>> START

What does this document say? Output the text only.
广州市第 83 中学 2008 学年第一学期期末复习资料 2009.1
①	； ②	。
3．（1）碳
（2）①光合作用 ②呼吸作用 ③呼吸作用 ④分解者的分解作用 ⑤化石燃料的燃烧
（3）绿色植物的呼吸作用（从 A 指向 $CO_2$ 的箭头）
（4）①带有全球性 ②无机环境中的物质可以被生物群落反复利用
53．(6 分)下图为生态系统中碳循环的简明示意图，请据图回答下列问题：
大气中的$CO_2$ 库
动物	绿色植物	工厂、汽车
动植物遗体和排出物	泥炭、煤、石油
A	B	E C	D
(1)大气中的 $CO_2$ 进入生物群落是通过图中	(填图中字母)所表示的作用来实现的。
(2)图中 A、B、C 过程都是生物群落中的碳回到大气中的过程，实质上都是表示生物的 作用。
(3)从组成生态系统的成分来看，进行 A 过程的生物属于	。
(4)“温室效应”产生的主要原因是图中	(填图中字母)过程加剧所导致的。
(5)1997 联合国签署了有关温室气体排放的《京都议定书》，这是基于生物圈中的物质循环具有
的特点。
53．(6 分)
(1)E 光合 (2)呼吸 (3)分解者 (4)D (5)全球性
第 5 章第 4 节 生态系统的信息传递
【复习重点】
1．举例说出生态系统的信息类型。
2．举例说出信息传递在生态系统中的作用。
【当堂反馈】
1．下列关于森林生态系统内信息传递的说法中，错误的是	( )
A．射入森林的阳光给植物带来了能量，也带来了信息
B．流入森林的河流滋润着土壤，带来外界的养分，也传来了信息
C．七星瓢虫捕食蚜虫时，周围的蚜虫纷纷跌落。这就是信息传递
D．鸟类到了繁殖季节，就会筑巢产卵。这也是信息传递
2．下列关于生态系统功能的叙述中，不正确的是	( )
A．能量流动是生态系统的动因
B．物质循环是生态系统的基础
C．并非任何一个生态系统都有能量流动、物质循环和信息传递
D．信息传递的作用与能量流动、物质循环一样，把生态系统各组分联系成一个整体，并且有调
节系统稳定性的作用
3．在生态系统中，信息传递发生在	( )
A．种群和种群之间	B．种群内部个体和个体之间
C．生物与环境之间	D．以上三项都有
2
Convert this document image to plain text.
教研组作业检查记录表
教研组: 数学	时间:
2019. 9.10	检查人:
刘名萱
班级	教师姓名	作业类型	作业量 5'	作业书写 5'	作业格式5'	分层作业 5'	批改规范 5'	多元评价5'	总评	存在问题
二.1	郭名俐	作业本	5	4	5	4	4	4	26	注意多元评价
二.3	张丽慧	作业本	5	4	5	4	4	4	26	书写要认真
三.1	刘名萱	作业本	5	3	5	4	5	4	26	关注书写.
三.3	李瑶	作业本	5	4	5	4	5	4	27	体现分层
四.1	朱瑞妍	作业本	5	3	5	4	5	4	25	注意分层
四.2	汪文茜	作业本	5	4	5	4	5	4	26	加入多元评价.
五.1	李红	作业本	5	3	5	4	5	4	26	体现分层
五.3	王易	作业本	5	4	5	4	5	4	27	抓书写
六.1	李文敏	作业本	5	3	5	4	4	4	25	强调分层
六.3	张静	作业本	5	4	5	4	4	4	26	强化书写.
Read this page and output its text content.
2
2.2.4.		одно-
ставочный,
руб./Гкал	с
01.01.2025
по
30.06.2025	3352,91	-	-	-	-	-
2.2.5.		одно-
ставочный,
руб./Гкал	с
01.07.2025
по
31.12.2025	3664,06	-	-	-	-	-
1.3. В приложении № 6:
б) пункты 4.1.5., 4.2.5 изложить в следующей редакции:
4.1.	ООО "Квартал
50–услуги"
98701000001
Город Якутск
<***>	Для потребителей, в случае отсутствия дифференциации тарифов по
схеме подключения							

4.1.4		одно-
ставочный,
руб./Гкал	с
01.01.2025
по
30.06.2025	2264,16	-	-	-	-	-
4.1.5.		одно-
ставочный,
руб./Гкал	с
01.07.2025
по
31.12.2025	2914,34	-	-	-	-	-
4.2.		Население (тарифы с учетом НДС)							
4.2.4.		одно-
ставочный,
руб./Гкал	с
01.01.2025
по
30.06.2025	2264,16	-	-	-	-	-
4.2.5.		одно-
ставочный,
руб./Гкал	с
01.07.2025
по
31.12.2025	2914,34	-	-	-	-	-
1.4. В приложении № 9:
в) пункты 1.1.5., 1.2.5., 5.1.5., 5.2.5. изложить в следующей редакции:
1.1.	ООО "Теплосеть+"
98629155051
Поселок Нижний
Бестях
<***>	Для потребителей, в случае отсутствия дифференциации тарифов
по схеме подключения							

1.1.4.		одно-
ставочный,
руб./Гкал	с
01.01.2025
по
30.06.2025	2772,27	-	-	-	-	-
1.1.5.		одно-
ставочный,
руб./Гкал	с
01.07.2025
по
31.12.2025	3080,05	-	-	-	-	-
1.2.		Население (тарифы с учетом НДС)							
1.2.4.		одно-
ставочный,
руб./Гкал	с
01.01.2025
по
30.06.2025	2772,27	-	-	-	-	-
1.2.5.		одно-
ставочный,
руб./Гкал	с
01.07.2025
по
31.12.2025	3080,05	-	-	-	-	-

>> END

> _Task description_
In the material above, find each line that contains the word "document", and select it.

> _Worked solution_
What does this document say? Output the text only.
Convert this document image to plain text.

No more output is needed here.